#### PROBLEM DETAILS
The records are to be restated in their entirety, word for word.
%%
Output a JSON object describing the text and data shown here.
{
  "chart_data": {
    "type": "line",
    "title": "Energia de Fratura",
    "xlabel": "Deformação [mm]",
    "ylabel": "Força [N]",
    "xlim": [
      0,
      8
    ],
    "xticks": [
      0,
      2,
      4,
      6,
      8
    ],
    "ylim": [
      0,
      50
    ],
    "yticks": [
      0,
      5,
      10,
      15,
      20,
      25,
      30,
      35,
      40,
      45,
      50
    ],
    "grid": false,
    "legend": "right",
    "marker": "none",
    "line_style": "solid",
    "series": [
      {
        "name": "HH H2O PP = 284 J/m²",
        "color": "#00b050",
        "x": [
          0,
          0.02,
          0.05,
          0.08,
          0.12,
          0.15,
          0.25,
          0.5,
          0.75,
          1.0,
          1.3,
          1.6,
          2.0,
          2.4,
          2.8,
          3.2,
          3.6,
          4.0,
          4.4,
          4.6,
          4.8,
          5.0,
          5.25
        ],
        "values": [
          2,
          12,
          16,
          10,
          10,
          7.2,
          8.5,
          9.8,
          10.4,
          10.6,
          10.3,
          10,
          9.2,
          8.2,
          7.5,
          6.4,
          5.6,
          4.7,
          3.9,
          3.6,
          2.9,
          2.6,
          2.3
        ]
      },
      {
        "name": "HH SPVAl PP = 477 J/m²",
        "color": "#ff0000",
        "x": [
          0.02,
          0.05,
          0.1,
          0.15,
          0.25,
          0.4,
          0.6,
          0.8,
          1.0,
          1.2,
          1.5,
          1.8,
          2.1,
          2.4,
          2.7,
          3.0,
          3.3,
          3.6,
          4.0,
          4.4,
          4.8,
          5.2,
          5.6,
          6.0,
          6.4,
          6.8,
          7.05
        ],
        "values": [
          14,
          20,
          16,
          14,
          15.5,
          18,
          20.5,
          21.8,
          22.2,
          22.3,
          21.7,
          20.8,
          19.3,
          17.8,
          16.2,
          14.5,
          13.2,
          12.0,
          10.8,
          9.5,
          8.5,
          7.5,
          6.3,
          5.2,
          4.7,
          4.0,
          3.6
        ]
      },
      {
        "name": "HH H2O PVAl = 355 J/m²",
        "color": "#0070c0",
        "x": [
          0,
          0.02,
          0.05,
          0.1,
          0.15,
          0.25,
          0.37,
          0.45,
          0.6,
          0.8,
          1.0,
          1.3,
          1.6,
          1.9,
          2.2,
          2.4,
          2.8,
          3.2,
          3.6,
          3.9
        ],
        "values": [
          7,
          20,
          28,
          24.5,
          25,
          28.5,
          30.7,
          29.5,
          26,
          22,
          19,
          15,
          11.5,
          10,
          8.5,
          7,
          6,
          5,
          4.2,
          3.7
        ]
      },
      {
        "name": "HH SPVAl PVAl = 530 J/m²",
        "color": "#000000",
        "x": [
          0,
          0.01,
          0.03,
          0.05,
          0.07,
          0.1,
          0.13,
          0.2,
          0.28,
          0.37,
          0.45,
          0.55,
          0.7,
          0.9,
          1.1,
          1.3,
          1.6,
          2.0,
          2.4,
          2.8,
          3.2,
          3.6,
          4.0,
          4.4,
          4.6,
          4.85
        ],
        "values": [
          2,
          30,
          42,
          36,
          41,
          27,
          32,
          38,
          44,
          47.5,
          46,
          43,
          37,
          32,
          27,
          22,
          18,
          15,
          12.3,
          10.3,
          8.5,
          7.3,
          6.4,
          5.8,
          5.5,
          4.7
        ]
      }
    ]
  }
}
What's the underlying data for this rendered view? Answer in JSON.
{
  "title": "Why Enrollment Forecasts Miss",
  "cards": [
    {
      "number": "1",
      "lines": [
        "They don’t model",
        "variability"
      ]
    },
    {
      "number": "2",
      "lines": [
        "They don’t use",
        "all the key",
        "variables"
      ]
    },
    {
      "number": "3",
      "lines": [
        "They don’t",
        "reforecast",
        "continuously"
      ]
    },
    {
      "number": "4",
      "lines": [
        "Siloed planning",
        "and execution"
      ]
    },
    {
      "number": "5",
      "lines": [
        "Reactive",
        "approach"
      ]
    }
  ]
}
%%
#### REPLY TO THE TASK
Output a JSON object describing the text and data shown here.
{
  "chart_data": {
    "type": "line",
    "title": "Energia de Fratura",
    "xlabel": "Deformação [mm]",
    "ylabel": "Força [N]",
    "xlim": [
      0,
      8
    ],
    "xticks": [
      0,
      2,
      4,
      6,
      8
    ],
    "ylim": [
      0,
      50
    ],
    "yticks": [
      0,
      5,
      10,
      15,
      20,
      25,
      30,
      35,
      40,
      45,
      50
    ],
    "grid": false,
    "legend": "right",
    "marker": "none",
    "line_style": "solid",
    "series": [
      {
        "name": "HH H2O PP = 284 J/m²",
        "color": "#00b050",
        "x": [
          0,
          0.02,
          0.05,
          0.08,
          0.12,
          0.15,
          0.25,
          0.5,
          0.75,
          1.0,
          1.3,
          1.6,
          2.0,
          2.4,
          2.8,
          3.2,
          3.6,
          4.0,
          4.4,
          4.6,
          4.8,
          5.0,
          5.25
        ],
        "values": [
          2,
          12,
          16,
          10,
          10,
          7.2,
          8.5,
          9.8,
          10.4,
          10.6,
          10.3,
          10,
          9.2,
          8.2,
          7.5,
          6.4,
          5.6,
          4.7,
          3.9,
          3.6,
          2.9,
          2.6,
          2.3
        ]
      },
      {
        "name": "HH SPVAl PP = 477 J/m²",
        "color": "#ff0000",
        "x": [
          0.02,
          0.05,
          0.1,
          0.15,
          0.25,
          0.4,
          0.6,
          0.8,
          1.0,
          1.2,
          1.5,
          1.8,
          2.1,
          2.4,
          2.7,
          3.0,
          3.3,
          3.6,
          4.0,
          4.4,
          4.8,
          5.2,
          5.6,
          6.0,
          6.4,
          6.8,
          7.05
        ],
        "values": [
          14,
          20,
          16,
          14,
          15.5,
          18,
          20.5,
          21.8,
          22.2,
          22.3,
          21.7,
          20.8,
          19.3,
          17.8,
          16.2,
          14.5,
          13.2,
          12.0,
          10.8,
          9.5,
          8.5,
          7.5,
          6.3,
          5.2,
          4.7,
          4.0,
          3.6
        ]
      },
      {
        "name": "HH H2O PVAl = 355 J/m²",
        "color": "#0070c0",
        "x": [
          0,
          0.02,
          0.05,
          0.1,
          0.15,
          0.25,
          0.37,
          0.45,
          0.6,
          0.8,
          1.0,
          1.3,
          1.6,
          1.9,
          2.2,
          2.4,
          2.8,
          3.2,
          3.6,
          3.9
        ],
        "values": [
          7,
          20,
          28,
          24.5,
          25,
          28.5,
          30.7,
          29.5,
          26,
          22,
          19,
          15,
          11.5,
          10,
          8.5,
          7,
          6,
          5,
          4.2,
          3.7
        ]
      },
      {
        "name": "HH SPVAl PVAl = 530 J/m²",
        "color": "#000000",
        "x": [
          0,
          0.01,
          0.03,
          0.05,
          0.07,
          0.1,
          0.13,
          0.2,
          0.28,
          0.37,
          0.45,
          0.55,
          0.7,
          0.9,
          1.1,
          1.3,
          1.6,
          2.0,
          2.4,
          2.8,
          3.2,
          3.6,
          4.0,
          4.4,
          4.6,
          4.85
        ],
        "values": [
          2,
          30,
          42,
          36,
          41,
          27,
          32,
          38,
          44,
          47.5,
          46,
          43,
          37,
          32,
          27,
          22,
          18,
          15,
          12.3,
          10.3,
          8.5,
          7.3,
          6.4,
          5.8,
          5.5,
          4.7
        ]
      }
    ]
  }
}
What's the underlying data for this rendered view? Answer in JSON.
{
  "title": "Why Enrollment Forecasts Miss",
  "cards": [
    {
      "number": "1",
      "lines": [
        "They don’t model",
        "variability"
      ]
    },
    {
      "number": "2",
      "lines": [
        "They don’t use",
        "all the key",
        "variables"
      ]
    },
    {
      "number": "3",
      "lines": [
        "They don’t",
        "reforecast",
        "continuously"
      ]
    },
    {
      "number": "4",
      "lines": [
        "Siloed planning",
        "and execution"
      ]
    },
    {
      "number": "5",
      "lines": [
        "Reactive",
        "approach"
      ]
    }
  ]
}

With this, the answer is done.